[Data entries]
^^^^

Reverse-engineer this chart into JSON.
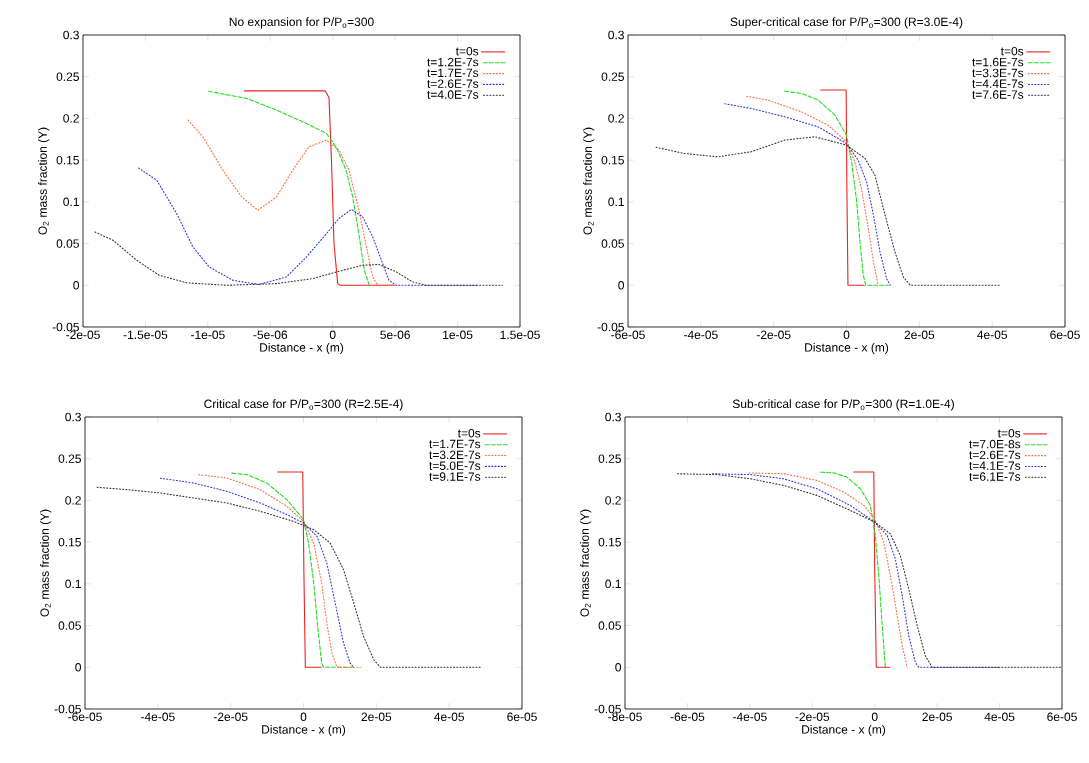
{
  "chart_data": [
    {
      "type": "line",
      "title": "No expansion for P/P$_{o}$=300",
      "xlabel": "Distance - x (m)",
      "ylabel": "O$_{2}$ mass fraction (Y)",
      "legend": "top right",
      "xlim": [
        -2e-05,
        1.5e-05
      ],
      "ylim": [
        -0.05,
        0.3
      ],
      "xticks": [
        {
          "value": -2e-05,
          "label": "-2e-05"
        },
        {
          "value": -1.5e-05,
          "label": "-1.5e-05"
        },
        {
          "value": -1e-05,
          "label": "-1e-05"
        },
        {
          "value": -5e-06,
          "label": "-5e-06"
        },
        0,
        {
          "value": 5e-06,
          "label": "5e-06"
        },
        {
          "value": 1e-05,
          "label": "1e-05"
        },
        {
          "value": 1.5e-05,
          "label": "1.5e-05"
        }
      ],
      "yticks": [
        -0.05,
        0,
        0.05,
        0.1,
        0.15,
        0.2,
        0.25,
        0.3
      ],
      "series": [
        {
          "name": "t=0s",
          "color": "#ee2222",
          "line_style": "solid",
          "x": [
            -7.1e-06,
            -6e-07,
            -3e-07,
            -1e-07,
            1e-07,
            4e-07,
            6e-07,
            5e-06
          ],
          "values": [
            0.233,
            0.233,
            0.225,
            0.15,
            0.05,
            0.002,
            0,
            0
          ]
        },
        {
          "name": "t=1.2E-7s",
          "color": "#22dd22",
          "line_style": "dashed",
          "x": [
            -1.01e-05,
            -6.9e-06,
            -4.5e-06,
            -2.1e-06,
            -5e-07,
            2.7e-07,
            1.07e-06,
            1.6e-06,
            2.13e-06,
            2.53e-06,
            2.93e-06
          ],
          "values": [
            0.233,
            0.224,
            0.21,
            0.194,
            0.182,
            0.166,
            0.138,
            0.106,
            0.058,
            0.018,
            0
          ]
        },
        {
          "name": "t=1.7E-7s",
          "color": "#ff6a3a",
          "line_style": "dotted",
          "x": [
            -1.17e-05,
            -1.04e-05,
            -8.8e-06,
            -7.3e-06,
            -6e-06,
            -4.5e-06,
            -3.2e-06,
            -1.9e-06,
            -5e-07,
            5e-07,
            1.3e-06,
            2.1e-06,
            2.7e-06,
            3.2e-06,
            3.6e-06,
            4.8e-06
          ],
          "values": [
            0.2,
            0.178,
            0.138,
            0.106,
            0.09,
            0.106,
            0.138,
            0.166,
            0.174,
            0.162,
            0.138,
            0.09,
            0.046,
            0.01,
            0,
            0
          ]
        },
        {
          "name": "t=2.6E-7s",
          "color": "#3333dd",
          "line_style": "dotted",
          "x": [
            -1.57e-05,
            -1.41e-05,
            -1.25e-05,
            -1.12e-05,
            -9.9e-06,
            -8e-06,
            -5.9e-06,
            -3.7e-06,
            -2.1e-06,
            -5e-07,
            5e-07,
            1.5e-06,
            2.4e-06,
            3.2e-06,
            3.9e-06,
            4.5e-06,
            5.1e-06,
            1.15e-05
          ],
          "values": [
            0.142,
            0.126,
            0.086,
            0.046,
            0.022,
            0.006,
            0.001,
            0.01,
            0.034,
            0.062,
            0.08,
            0.091,
            0.082,
            0.058,
            0.03,
            0.006,
            0,
            0
          ]
        },
        {
          "name": "t=4.0E-7s",
          "color": "#333333",
          "line_style": "dotted",
          "x": [
            -1.92e-05,
            -1.76e-05,
            -1.57e-05,
            -1.39e-05,
            -1.17e-05,
            -8.5e-06,
            -4.5e-06,
            -1.6e-06,
            8e-07,
            2.4e-06,
            3.7e-06,
            5.1e-06,
            6.4e-06,
            7.5e-06,
            1.36e-05
          ],
          "values": [
            0.065,
            0.054,
            0.03,
            0.012,
            0.003,
            0,
            0.002,
            0.008,
            0.018,
            0.024,
            0.025,
            0.016,
            0.004,
            0,
            0
          ]
        }
      ]
    },
    {
      "type": "line",
      "title": "Super-critical case for P/P$_{o}$=300 (R=3.0E-4)",
      "xlabel": "Distance - x (m)",
      "ylabel": "O$_{2}$ mass fraction (Y)",
      "legend": "top right",
      "xlim": [
        -6e-05,
        6e-05
      ],
      "ylim": [
        -0.05,
        0.3
      ],
      "xticks": [
        {
          "value": -6e-05,
          "label": "-6e-05"
        },
        {
          "value": -4e-05,
          "label": "-4e-05"
        },
        {
          "value": -2e-05,
          "label": "-2e-05"
        },
        0,
        {
          "value": 2e-05,
          "label": "2e-05"
        },
        {
          "value": 4e-05,
          "label": "4e-05"
        },
        {
          "value": 6e-05,
          "label": "6e-05"
        }
      ],
      "yticks": [
        -0.05,
        0,
        0.05,
        0.1,
        0.15,
        0.2,
        0.25,
        0.3
      ],
      "series": [
        {
          "name": "t=0s",
          "color": "#ee2222",
          "line_style": "solid",
          "x": [
            -7.2e-06,
            -1e-07,
            1e-07,
            4e-07,
            5e-06
          ],
          "values": [
            0.234,
            0.234,
            0.117,
            0,
            0
          ]
        },
        {
          "name": "t=1.6E-7s",
          "color": "#22dd22",
          "line_style": "dashed",
          "x": [
            -1.75e-05,
            -1.24e-05,
            -7.8e-06,
            -3.2e-06,
            0,
            1.4e-06,
            2.8e-06,
            3.7e-06,
            4.6e-06,
            5.3e-06,
            1.15e-05
          ],
          "values": [
            0.233,
            0.23,
            0.222,
            0.204,
            0.18,
            0.148,
            0.1,
            0.052,
            0.012,
            0,
            0
          ]
        },
        {
          "name": "t=3.3E-7s",
          "color": "#ff6a3a",
          "line_style": "dotted",
          "x": [
            -2.8e-05,
            -2.16e-05,
            -1.24e-05,
            -5.1e-06,
            0,
            2.3e-06,
            4.1e-06,
            6e-06,
            7.4e-06,
            8.7e-06
          ],
          "values": [
            0.227,
            0.222,
            0.208,
            0.192,
            0.172,
            0.148,
            0.116,
            0.068,
            0.028,
            0
          ]
        },
        {
          "name": "t=4.4E-7s",
          "color": "#3333dd",
          "line_style": "dotted",
          "x": [
            -3.4e-05,
            -2.62e-05,
            -1.7e-05,
            -7.8e-06,
            0,
            3.2e-06,
            5.5e-06,
            7.4e-06,
            9.2e-06,
            1.1e-05,
            1.2e-05
          ],
          "values": [
            0.218,
            0.212,
            0.202,
            0.19,
            0.17,
            0.15,
            0.124,
            0.084,
            0.04,
            0.008,
            0
          ]
        },
        {
          "name": "t=7.6E-7s",
          "color": "#333333",
          "line_style": "dotted",
          "x": [
            -5.29e-05,
            -4.46e-05,
            -3.54e-05,
            -2.62e-05,
            -1.7e-05,
            -8.7e-06,
            0,
            5.1e-06,
            7.8e-06,
            1.06e-05,
            1.33e-05,
            1.56e-05,
            1.75e-05,
            4.23e-05
          ],
          "values": [
            0.166,
            0.158,
            0.154,
            0.16,
            0.174,
            0.178,
            0.168,
            0.152,
            0.132,
            0.084,
            0.04,
            0.01,
            0,
            0
          ]
        }
      ]
    },
    {
      "type": "line",
      "title": "Critical case for P/P$_{o}$=300 (R=2.5E-4)",
      "xlabel": "Distance - x (m)",
      "ylabel": "O$_{2}$ mass fraction (Y)",
      "legend": "top right",
      "xlim": [
        -6e-05,
        6e-05
      ],
      "ylim": [
        -0.05,
        0.3
      ],
      "xticks": [
        {
          "value": -6e-05,
          "label": "-6e-05"
        },
        {
          "value": -4e-05,
          "label": "-4e-05"
        },
        {
          "value": -2e-05,
          "label": "-2e-05"
        },
        0,
        {
          "value": 2e-05,
          "label": "2e-05"
        },
        {
          "value": 4e-05,
          "label": "4e-05"
        },
        {
          "value": 6e-05,
          "label": "6e-05"
        }
      ],
      "yticks": [
        -0.05,
        0,
        0.05,
        0.1,
        0.15,
        0.2,
        0.25,
        0.3
      ],
      "series": [
        {
          "name": "t=0s",
          "color": "#ee2222",
          "line_style": "solid",
          "x": [
            -7.2e-06,
            -2e-07,
            1e-07,
            5e-07,
            5e-06
          ],
          "values": [
            0.234,
            0.234,
            0.117,
            0,
            0
          ]
        },
        {
          "name": "t=1.7E-7s",
          "color": "#22dd22",
          "line_style": "dashed",
          "x": [
            -2.02e-05,
            -1.56e-05,
            -1.01e-05,
            -4.6e-06,
            0,
            1.4e-06,
            2.8e-06,
            3.9e-06,
            5e-06,
            5.5e-06,
            1.38e-05
          ],
          "values": [
            0.233,
            0.231,
            0.221,
            0.201,
            0.177,
            0.149,
            0.101,
            0.049,
            0.005,
            0,
            0
          ]
        },
        {
          "name": "t=3.2E-7s",
          "color": "#ff6a3a",
          "line_style": "dotted",
          "x": [
            -2.94e-05,
            -2.11e-05,
            -1.19e-05,
            -4.6e-06,
            0,
            2.8e-06,
            5e-06,
            6.4e-06,
            7.8e-06,
            9.2e-06,
            1.56e-05
          ],
          "values": [
            0.231,
            0.227,
            0.213,
            0.193,
            0.175,
            0.149,
            0.101,
            0.053,
            0.017,
            0,
            0
          ]
        },
        {
          "name": "t=5.0E-7s",
          "color": "#3333dd",
          "line_style": "dotted",
          "x": [
            -3.99e-05,
            -3.03e-05,
            -2.11e-05,
            -1.19e-05,
            -4.6e-06,
            0,
            3.7e-06,
            6.4e-06,
            8.7e-06,
            1.1e-05,
            1.28e-05,
            1.38e-05
          ],
          "values": [
            0.227,
            0.221,
            0.211,
            0.197,
            0.183,
            0.173,
            0.157,
            0.125,
            0.077,
            0.029,
            0.005,
            0
          ]
        },
        {
          "name": "t=9.1E-7s",
          "color": "#333333",
          "line_style": "dotted",
          "x": [
            -5.73e-05,
            -4.86e-05,
            -3.94e-05,
            -3.03e-05,
            -2.11e-05,
            -1.19e-05,
            -2.8e-06,
            2.8e-06,
            7.3e-06,
            1.1e-05,
            1.38e-05,
            1.65e-05,
            1.93e-05,
            2.11e-05,
            4.9e-05
          ],
          "values": [
            0.216,
            0.213,
            0.209,
            0.203,
            0.197,
            0.187,
            0.175,
            0.165,
            0.149,
            0.117,
            0.077,
            0.037,
            0.009,
            0,
            0
          ]
        }
      ]
    },
    {
      "type": "line",
      "title": "Sub-critical case for P/P$_{o}$=300 (R=1.0E-4)",
      "xlabel": "Distance - x (m)",
      "ylabel": "O$_{2}$ mass fraction (Y)",
      "legend": "top right",
      "xlim": [
        -8e-05,
        6e-05
      ],
      "ylim": [
        -0.05,
        0.3
      ],
      "xticks": [
        {
          "value": -8e-05,
          "label": "-8e-05"
        },
        {
          "value": -6e-05,
          "label": "-6e-05"
        },
        {
          "value": -4e-05,
          "label": "-4e-05"
        },
        {
          "value": -2e-05,
          "label": "-2e-05"
        },
        0,
        {
          "value": 2e-05,
          "label": "2e-05"
        },
        {
          "value": 4e-05,
          "label": "4e-05"
        },
        {
          "value": 6e-05,
          "label": "6e-05"
        }
      ],
      "yticks": [
        -0.05,
        0,
        0.05,
        0.1,
        0.15,
        0.2,
        0.25,
        0.3
      ],
      "series": [
        {
          "name": "t=0s",
          "color": "#ee2222",
          "line_style": "solid",
          "x": [
            -6.9e-06,
            -3e-07,
            0,
            5e-07,
            5e-06
          ],
          "values": [
            0.234,
            0.234,
            0.117,
            0,
            0
          ]
        },
        {
          "name": "t=7.0E-8s",
          "color": "#22dd22",
          "line_style": "dashed",
          "x": [
            -1.79e-05,
            -1.31e-05,
            -8.9e-06,
            -4.6e-06,
            -1.4e-06,
            2e-07,
            1.3e-06,
            2.4e-06,
            3.4e-06
          ],
          "values": [
            0.234,
            0.233,
            0.228,
            0.214,
            0.194,
            0.158,
            0.11,
            0.05,
            0
          ]
        },
        {
          "name": "t=2.6E-7s",
          "color": "#ff6a3a",
          "line_style": "dotted",
          "x": [
            -4.09e-05,
            -2.92e-05,
            -1.85e-05,
            -9.9e-06,
            -3.5e-06,
            0,
            2.9e-06,
            5e-06,
            7.2e-06,
            8.8e-06,
            1.04e-05
          ],
          "values": [
            0.233,
            0.232,
            0.224,
            0.21,
            0.194,
            0.178,
            0.15,
            0.11,
            0.062,
            0.026,
            0
          ]
        },
        {
          "name": "t=4.1E-7s",
          "color": "#3333dd",
          "line_style": "dotted",
          "x": [
            -5.27e-05,
            -3.99e-05,
            -2.92e-05,
            -1.85e-05,
            -7.8e-06,
            0,
            4e-06,
            6.6e-06,
            8.8e-06,
            1.09e-05,
            1.3e-05,
            1.41e-05,
            4.03e-05
          ],
          "values": [
            0.232,
            0.231,
            0.226,
            0.214,
            0.194,
            0.174,
            0.158,
            0.13,
            0.086,
            0.038,
            0.006,
            0,
            0
          ]
        },
        {
          "name": "t=6.1E-7s",
          "color": "#333333",
          "line_style": "dotted",
          "x": [
            -6.39e-05,
            -5.05e-05,
            -3.99e-05,
            -2.92e-05,
            -1.85e-05,
            -7.8e-06,
            0,
            5e-06,
            8.2e-06,
            1.09e-05,
            1.36e-05,
            1.62e-05,
            1.84e-05,
            5.95e-05
          ],
          "values": [
            0.232,
            0.231,
            0.226,
            0.218,
            0.206,
            0.188,
            0.174,
            0.16,
            0.134,
            0.094,
            0.05,
            0.014,
            0,
            0
          ]
        }
      ]
    }
  ]
}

^^^^

GIVEN REQUEST
Go over the data above and copy every line that has the word "title" in it.

SOLUTION TO THIS PROBLEM
      "title": "No expansion for P/P$_{o}$=300",
      "title": "Super-critical case for P/P$_{o}$=300 (R=3.0E-4)",
      "title": "Critical case for P/P$_{o}$=300 (R=2.5E-4)",
      "title": "Sub-critical case for P/P$_{o}$=300 (R=1.0E-4)",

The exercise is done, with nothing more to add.